■ Assigned task
Resume the post below about spotting attackers through DNS traffic, starting right after its final sentence.
*** Quoted passage Section Begins ***
In my last blog, I reviewed some of the major security trends in 2013. Today, I want to turn an eye to 2014. If you haven't read it yet, Zscaler recently published its 2014 Security Cloud Forecast. One of our predictions is that DNS will become more central to cyber attacks and cyber security.
The high-profile attacks are an indication that even major organizations (with major security budgets) are seeing attackers in their networks, often for a long period of time. That doesn’t mean that these are the only networks being compromised, just that those attacks made the headlines.
Assume, then, that attackers are waltzing in and out of your network. How could you know that was happening?
Attackers have been using DNS trickery to set up their command-and-control servers and keep them under the radar. Analyzing DNS traffic—an infrequent practice for most companies—can help you see evidence of these attacks.
Specifically, look for young domains, odd domains that only a few IP addresses are querying, and a preponderance of failed lookups. Attackers attempt to keep their command-and-control servers under wraps by registering new domains; defend against this by blocking domains that are less than 24 hours old. Look for traffic to unique and esoteric domains; a lot of traffic to an odd domain from one or two internal systems could well indicate communication with a command and control server. (Since malware moves laterally through the organization, don’t restrict your DNS detective work based on the number of client systems accessing the domain.)
*** Quoted passage Section Ends ***
*** Given entries Section Begins ***
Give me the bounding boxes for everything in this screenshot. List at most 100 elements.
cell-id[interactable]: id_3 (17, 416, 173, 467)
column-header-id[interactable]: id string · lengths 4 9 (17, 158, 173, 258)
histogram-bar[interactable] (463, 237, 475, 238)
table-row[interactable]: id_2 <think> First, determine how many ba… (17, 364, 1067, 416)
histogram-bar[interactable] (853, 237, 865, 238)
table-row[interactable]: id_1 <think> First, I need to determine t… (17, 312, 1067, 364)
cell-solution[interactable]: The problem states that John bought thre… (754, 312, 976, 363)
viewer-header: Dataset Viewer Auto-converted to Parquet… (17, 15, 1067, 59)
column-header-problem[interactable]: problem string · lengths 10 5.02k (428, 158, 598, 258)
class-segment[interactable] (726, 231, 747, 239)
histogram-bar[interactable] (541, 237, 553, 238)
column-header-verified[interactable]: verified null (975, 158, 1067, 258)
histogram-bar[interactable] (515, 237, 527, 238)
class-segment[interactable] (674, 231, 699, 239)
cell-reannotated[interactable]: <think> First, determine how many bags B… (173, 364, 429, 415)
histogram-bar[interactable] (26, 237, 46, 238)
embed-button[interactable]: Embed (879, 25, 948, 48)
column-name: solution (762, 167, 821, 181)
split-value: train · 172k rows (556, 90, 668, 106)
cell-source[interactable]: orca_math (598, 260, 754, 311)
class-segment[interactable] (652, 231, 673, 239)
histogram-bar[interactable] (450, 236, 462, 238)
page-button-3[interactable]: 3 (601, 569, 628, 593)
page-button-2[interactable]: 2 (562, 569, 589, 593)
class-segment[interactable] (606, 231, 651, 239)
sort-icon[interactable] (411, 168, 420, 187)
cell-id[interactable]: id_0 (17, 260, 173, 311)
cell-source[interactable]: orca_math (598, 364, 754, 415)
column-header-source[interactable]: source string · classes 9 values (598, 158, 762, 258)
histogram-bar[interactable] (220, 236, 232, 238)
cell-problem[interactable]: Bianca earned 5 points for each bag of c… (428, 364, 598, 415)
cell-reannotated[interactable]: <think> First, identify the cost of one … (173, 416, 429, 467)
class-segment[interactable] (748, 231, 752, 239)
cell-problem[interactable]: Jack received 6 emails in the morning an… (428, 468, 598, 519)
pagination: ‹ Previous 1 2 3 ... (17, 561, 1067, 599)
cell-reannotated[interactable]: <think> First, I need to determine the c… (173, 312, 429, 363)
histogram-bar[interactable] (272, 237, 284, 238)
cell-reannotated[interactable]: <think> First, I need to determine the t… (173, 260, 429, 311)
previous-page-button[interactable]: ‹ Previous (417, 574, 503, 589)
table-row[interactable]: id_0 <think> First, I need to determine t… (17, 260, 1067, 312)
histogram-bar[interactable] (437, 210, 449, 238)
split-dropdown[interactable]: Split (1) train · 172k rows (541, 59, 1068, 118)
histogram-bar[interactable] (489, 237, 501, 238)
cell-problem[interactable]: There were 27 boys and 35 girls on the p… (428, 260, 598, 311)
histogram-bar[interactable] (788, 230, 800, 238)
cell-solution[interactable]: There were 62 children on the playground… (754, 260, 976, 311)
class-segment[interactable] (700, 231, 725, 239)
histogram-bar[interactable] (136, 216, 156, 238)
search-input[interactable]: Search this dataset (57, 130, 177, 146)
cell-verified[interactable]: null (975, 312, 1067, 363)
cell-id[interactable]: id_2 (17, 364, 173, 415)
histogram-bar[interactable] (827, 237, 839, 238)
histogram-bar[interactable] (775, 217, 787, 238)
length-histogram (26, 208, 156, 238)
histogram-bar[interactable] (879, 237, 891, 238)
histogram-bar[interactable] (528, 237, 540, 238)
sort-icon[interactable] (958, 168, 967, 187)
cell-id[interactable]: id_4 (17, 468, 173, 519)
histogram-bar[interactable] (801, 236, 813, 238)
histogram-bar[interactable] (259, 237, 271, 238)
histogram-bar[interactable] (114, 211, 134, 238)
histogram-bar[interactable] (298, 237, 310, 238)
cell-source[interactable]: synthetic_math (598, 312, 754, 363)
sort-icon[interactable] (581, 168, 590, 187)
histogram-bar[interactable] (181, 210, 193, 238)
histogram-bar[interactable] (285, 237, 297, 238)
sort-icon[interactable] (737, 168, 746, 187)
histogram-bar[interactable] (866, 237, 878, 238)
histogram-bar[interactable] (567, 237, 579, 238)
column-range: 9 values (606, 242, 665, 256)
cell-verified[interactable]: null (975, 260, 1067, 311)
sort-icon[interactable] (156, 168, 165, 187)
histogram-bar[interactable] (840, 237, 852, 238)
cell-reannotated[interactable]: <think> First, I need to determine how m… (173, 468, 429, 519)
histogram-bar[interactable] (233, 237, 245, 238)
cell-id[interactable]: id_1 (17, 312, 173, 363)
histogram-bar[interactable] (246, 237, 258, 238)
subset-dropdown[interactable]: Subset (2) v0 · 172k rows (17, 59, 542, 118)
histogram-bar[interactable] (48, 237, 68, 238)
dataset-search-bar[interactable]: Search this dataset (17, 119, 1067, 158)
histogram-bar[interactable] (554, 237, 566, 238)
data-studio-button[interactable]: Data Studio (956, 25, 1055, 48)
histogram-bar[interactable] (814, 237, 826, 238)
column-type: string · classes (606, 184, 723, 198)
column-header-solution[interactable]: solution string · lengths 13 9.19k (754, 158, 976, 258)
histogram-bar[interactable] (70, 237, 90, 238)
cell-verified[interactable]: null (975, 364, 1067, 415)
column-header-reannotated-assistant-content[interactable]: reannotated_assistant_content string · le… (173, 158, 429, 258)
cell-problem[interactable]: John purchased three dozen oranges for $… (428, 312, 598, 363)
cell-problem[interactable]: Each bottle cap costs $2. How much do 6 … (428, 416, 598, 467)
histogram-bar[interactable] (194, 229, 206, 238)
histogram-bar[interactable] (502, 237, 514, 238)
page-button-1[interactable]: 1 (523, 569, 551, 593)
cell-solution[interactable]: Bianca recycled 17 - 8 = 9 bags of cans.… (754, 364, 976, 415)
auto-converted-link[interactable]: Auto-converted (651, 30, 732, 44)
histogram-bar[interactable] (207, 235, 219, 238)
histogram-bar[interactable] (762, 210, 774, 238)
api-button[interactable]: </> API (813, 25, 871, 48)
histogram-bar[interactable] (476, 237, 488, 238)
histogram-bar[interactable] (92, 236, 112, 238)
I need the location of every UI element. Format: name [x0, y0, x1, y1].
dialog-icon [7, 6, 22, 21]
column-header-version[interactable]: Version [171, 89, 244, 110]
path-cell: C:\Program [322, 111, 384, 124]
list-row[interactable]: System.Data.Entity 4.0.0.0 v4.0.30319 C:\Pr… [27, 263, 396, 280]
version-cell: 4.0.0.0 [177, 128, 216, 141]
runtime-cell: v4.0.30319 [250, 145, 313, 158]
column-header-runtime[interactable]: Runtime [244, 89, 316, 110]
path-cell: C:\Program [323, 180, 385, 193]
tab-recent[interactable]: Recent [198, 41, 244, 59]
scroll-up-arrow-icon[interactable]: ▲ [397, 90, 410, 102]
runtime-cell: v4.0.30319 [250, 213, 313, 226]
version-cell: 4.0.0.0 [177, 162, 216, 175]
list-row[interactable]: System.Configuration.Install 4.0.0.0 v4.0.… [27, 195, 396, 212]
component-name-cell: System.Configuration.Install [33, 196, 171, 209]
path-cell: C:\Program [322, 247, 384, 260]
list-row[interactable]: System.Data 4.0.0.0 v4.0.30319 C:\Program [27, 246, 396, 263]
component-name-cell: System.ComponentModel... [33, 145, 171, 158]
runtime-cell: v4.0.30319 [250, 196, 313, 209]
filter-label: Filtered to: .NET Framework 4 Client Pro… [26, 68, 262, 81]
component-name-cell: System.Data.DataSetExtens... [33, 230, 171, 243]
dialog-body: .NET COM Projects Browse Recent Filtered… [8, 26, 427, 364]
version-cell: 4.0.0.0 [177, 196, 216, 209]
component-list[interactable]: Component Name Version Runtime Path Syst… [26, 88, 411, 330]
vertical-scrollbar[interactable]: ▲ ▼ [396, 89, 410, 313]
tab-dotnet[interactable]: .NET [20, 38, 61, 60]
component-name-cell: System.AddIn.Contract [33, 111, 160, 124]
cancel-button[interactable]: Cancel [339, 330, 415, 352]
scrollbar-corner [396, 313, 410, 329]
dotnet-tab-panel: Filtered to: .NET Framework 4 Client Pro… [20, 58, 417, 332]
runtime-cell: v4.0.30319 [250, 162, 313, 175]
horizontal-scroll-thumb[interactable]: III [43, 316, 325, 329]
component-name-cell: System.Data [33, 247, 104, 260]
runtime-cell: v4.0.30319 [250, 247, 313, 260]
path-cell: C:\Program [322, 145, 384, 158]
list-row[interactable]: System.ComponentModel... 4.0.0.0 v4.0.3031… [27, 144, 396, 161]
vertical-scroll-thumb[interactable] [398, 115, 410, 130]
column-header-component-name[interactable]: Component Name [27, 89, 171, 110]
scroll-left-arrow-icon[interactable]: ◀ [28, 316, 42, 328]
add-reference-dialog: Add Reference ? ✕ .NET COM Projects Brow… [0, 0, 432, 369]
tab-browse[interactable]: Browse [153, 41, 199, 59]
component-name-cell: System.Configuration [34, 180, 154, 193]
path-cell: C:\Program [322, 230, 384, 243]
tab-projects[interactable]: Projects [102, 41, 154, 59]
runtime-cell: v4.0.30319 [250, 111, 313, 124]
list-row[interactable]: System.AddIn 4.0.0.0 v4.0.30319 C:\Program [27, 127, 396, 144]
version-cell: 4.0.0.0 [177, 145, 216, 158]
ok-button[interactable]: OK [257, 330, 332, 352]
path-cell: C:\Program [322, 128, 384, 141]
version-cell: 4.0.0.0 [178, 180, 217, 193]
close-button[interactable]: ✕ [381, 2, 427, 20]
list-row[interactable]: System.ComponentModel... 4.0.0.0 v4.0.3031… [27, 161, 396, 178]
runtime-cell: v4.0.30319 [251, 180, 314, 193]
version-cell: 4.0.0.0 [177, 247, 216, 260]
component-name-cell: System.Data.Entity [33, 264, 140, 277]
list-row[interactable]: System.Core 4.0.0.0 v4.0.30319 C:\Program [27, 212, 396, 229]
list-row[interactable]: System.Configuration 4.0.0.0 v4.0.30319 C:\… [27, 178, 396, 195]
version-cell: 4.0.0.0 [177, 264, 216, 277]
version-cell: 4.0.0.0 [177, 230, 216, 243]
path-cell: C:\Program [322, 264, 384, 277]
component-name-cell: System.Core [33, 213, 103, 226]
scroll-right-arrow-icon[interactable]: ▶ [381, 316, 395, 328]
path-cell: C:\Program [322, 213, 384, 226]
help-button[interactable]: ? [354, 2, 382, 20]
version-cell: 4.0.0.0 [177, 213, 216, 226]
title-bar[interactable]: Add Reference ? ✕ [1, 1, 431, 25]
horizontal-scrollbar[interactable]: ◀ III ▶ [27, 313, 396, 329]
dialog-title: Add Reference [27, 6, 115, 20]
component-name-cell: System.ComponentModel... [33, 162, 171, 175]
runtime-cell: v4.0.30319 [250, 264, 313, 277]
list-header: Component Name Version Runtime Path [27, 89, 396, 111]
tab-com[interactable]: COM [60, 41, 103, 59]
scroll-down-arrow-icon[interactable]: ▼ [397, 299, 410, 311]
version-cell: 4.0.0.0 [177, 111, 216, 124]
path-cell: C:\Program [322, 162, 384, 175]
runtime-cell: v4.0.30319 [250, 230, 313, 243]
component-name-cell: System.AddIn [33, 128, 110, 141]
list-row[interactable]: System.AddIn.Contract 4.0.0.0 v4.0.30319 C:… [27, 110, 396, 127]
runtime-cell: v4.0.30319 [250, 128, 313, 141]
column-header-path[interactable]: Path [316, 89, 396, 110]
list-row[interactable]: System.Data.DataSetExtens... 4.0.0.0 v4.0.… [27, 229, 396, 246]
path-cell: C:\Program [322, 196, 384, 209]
*** Given entries Section Ends ***
■ Answer to this task
Finally, look for failed lookups. These could indicate new malware infections as the newly infected system strives to call back and download more malware, trying a large number of domains without reaching them (which is consistent with the pattern of attackers setting up and tearing down domains to avoid detection, often using domain generation algorithms to create new random domains). Since the ability of the malware to reach the command-and-control server is critical, the malware is designed to persist until it reaches a valid domain, trying and failing as many times as needed.